Report each line of the data that includes the word "content".

+===+

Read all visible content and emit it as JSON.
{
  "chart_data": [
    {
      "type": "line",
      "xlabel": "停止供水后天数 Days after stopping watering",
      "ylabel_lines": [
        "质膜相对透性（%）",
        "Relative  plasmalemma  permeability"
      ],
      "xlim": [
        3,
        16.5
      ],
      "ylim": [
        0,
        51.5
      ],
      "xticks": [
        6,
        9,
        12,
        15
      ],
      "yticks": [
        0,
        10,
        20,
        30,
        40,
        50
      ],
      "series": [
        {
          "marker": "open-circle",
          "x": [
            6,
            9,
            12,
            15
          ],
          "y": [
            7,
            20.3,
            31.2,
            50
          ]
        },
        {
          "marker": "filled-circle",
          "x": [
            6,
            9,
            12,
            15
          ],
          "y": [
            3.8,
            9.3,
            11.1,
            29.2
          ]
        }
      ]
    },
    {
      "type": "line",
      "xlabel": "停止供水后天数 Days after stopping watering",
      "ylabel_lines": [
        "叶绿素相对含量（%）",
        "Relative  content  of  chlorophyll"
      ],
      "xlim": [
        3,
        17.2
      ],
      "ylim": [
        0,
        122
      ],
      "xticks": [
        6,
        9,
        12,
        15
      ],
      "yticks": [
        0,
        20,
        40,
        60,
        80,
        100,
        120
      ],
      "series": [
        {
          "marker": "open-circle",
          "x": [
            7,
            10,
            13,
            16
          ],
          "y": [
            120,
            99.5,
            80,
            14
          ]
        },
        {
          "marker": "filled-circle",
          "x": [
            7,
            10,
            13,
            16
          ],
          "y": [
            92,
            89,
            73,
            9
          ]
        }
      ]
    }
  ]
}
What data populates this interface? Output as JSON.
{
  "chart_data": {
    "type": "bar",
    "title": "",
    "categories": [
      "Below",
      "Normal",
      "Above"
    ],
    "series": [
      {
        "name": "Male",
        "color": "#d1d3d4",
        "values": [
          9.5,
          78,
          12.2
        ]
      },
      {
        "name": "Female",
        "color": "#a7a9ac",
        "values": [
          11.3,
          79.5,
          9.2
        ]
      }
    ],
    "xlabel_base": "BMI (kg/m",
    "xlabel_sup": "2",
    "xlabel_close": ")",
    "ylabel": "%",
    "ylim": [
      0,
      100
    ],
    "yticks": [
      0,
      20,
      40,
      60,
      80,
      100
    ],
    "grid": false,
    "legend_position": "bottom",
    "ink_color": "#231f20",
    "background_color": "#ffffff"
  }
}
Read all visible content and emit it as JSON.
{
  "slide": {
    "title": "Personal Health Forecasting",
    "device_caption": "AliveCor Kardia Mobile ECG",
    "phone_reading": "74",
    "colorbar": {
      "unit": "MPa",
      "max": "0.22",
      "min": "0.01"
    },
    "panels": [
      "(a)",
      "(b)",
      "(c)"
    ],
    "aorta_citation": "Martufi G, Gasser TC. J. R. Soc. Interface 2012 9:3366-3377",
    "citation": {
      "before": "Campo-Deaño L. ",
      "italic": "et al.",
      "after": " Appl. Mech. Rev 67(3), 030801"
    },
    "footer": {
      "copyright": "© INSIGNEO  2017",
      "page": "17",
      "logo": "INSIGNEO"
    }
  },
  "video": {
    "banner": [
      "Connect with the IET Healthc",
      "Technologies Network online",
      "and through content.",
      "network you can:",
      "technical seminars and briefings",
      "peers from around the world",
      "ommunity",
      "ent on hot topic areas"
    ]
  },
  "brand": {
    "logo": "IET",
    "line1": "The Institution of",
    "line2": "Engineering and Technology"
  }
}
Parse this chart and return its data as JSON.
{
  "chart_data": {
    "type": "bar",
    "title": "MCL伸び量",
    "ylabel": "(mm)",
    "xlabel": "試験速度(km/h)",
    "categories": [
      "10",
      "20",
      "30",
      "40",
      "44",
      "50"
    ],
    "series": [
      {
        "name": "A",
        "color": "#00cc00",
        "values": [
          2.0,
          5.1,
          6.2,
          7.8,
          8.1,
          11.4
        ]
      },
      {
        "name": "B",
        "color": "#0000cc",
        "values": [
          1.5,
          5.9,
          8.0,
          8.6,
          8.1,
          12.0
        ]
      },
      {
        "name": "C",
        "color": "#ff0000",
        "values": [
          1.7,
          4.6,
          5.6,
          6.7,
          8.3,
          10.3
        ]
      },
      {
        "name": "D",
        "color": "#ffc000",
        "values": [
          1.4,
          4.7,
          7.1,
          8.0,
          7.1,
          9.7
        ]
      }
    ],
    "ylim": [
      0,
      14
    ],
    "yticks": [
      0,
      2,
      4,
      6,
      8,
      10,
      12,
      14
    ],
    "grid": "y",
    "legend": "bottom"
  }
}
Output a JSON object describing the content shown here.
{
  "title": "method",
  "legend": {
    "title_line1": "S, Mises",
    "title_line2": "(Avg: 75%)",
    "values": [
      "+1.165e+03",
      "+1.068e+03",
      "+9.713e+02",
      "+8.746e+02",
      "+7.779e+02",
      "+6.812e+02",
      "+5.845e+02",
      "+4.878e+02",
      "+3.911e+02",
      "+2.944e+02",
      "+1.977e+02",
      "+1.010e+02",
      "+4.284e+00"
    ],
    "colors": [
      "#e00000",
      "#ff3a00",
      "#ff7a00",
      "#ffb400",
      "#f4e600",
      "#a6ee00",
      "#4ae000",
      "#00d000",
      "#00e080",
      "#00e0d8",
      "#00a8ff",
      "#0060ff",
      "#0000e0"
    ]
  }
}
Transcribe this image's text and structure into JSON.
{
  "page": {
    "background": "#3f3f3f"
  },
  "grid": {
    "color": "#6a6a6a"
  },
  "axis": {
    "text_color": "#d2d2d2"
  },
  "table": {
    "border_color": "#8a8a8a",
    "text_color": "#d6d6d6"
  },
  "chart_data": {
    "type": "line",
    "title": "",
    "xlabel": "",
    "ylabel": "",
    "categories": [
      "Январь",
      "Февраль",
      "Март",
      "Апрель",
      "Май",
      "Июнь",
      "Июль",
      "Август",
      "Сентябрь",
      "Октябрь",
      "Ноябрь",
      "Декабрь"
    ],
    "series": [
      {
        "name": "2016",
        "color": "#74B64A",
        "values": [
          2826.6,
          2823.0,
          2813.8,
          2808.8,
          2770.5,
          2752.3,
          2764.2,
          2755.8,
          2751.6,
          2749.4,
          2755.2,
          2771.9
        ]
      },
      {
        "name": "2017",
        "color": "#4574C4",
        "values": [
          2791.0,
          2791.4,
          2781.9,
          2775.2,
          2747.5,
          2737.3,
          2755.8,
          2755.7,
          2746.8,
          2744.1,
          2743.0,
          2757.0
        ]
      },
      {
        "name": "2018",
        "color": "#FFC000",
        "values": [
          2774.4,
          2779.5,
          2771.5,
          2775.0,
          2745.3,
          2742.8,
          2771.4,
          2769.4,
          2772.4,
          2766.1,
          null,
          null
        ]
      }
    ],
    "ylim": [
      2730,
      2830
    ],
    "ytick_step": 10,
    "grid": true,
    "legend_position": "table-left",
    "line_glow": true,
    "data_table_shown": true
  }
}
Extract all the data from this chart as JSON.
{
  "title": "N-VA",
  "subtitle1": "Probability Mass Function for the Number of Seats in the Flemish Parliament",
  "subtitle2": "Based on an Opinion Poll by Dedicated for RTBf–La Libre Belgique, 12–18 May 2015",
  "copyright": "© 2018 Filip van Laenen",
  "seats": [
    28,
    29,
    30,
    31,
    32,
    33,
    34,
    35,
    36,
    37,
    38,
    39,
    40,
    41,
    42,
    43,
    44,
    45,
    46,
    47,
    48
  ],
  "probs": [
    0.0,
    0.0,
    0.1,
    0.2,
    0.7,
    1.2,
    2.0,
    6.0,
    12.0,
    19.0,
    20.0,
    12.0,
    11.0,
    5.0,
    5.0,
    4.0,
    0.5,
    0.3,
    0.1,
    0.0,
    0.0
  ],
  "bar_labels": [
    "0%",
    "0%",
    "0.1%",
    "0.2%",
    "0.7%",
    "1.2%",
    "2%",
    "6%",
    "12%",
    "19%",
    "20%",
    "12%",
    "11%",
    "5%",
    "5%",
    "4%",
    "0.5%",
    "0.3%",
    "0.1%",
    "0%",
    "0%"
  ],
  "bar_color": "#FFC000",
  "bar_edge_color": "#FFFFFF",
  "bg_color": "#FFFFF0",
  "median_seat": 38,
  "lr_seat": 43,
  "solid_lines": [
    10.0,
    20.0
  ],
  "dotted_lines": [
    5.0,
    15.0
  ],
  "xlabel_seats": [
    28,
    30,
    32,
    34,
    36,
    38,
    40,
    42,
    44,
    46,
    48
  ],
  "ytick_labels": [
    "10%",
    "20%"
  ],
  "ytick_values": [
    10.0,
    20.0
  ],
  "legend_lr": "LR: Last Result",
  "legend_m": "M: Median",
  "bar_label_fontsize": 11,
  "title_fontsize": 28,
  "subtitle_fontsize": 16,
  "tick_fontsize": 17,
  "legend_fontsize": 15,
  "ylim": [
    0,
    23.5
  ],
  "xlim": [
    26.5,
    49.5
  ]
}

+===+

TASK ANSWER >>
Read all visible content and emit it as JSON.
        "Relative  content  of  chlorophyll"
Read all visible content and emit it as JSON.
      "and through content.",
Output a JSON object describing the content shown here.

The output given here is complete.